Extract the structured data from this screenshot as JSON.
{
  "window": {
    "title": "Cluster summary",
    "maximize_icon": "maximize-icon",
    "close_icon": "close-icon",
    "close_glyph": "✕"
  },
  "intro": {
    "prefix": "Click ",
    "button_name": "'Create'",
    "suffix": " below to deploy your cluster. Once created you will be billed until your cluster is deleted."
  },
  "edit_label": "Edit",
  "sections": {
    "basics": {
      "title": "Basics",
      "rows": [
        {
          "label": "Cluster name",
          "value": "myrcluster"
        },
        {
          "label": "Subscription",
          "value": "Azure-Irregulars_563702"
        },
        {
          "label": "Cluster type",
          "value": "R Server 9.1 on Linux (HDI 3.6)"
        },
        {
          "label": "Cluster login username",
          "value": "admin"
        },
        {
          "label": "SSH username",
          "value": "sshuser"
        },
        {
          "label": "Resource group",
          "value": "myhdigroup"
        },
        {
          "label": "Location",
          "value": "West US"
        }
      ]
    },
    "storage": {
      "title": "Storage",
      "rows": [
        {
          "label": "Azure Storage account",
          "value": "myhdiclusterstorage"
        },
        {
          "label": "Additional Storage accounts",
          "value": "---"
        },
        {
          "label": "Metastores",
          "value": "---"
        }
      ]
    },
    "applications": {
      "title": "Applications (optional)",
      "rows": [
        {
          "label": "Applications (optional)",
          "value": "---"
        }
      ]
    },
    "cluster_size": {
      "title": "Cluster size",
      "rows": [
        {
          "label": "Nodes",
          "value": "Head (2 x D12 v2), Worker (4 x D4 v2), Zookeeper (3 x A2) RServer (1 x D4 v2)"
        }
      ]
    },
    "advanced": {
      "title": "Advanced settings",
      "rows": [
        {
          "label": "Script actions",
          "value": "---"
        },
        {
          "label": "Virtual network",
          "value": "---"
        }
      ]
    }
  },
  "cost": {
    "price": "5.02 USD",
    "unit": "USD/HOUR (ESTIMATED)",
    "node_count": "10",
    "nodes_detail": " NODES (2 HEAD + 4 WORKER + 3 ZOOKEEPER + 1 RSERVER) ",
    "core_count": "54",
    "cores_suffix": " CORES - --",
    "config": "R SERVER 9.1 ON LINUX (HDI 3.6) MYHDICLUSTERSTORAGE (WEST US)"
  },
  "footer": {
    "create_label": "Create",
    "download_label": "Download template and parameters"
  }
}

----

• Problem description: Report only a number: how many lines in the material above contain the string "icon".

• Exercise output: 2